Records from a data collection

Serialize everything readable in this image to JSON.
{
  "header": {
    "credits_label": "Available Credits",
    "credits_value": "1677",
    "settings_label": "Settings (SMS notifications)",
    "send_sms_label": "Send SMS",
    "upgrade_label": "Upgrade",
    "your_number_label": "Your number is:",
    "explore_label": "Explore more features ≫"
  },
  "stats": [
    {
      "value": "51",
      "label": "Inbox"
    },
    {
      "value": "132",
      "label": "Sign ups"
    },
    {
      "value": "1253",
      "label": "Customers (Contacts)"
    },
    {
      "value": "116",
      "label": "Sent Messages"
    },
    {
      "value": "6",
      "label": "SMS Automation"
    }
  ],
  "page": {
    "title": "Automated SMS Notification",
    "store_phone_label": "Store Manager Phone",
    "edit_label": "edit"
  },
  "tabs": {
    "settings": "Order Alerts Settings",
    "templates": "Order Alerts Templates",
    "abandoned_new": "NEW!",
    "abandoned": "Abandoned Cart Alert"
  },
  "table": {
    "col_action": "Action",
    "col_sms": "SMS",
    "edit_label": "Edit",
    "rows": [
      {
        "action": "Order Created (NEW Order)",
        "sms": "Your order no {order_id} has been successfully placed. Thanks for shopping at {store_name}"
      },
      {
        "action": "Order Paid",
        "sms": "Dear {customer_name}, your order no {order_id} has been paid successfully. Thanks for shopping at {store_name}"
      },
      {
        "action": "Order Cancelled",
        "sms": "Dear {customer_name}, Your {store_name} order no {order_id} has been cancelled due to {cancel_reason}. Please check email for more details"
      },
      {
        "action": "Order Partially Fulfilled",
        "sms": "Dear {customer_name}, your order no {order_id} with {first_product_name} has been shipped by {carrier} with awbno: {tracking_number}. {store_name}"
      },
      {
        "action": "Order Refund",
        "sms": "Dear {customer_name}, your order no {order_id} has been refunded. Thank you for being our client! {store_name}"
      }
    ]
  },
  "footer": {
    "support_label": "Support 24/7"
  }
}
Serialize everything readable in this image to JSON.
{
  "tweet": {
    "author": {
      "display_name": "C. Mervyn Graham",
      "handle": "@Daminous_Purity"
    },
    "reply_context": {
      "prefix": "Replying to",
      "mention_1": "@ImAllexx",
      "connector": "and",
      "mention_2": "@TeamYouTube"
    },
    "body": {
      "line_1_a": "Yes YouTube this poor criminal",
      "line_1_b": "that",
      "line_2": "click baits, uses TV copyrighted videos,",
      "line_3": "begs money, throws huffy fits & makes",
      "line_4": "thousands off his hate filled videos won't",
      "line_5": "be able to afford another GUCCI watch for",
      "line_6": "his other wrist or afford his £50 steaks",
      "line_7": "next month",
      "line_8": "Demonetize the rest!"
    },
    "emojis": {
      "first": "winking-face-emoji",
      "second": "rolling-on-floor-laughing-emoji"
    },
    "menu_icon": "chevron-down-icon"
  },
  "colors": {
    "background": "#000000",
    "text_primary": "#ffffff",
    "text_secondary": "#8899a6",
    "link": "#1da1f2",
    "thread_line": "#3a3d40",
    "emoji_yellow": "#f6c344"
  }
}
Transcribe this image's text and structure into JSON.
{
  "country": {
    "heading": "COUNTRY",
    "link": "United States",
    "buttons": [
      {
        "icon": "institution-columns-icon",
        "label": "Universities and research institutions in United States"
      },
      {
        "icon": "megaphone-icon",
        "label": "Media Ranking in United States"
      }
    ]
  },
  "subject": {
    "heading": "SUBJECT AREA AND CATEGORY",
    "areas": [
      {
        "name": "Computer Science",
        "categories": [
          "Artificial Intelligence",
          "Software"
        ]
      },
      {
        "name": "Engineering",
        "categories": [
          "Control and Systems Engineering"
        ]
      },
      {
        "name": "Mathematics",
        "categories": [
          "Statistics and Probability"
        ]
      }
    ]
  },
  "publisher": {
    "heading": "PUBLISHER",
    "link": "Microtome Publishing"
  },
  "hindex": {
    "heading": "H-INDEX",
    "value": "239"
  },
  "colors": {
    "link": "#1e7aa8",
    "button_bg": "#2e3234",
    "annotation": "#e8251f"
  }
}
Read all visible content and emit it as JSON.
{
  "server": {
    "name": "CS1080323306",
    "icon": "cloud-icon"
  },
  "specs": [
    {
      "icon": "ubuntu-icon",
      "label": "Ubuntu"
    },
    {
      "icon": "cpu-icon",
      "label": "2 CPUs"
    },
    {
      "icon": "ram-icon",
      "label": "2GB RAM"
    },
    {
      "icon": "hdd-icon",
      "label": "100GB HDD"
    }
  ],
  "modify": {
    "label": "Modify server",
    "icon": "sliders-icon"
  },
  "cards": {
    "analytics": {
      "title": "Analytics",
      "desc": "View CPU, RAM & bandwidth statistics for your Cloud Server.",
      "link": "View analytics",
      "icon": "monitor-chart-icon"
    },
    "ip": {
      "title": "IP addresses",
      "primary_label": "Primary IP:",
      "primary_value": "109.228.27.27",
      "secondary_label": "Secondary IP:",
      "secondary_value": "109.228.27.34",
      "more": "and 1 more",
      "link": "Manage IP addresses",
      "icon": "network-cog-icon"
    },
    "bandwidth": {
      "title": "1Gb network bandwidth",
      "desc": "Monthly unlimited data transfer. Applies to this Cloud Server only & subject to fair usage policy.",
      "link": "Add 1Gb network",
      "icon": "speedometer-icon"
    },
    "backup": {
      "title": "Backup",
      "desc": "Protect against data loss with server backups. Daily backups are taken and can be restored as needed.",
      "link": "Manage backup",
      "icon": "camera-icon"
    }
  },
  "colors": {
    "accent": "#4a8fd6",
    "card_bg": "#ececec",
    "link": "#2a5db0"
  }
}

> [Your objective] In the entries above, locate every line with the word "successfully" and copy it.

> [Exercise result]
        "sms": "Your order no {order_id} has been successfully placed. Thanks for shopping at {store_name}"
        "sms": "Dear {customer_name}, your order no {order_id} has been paid successfully. Thanks for shopping at {store_name}"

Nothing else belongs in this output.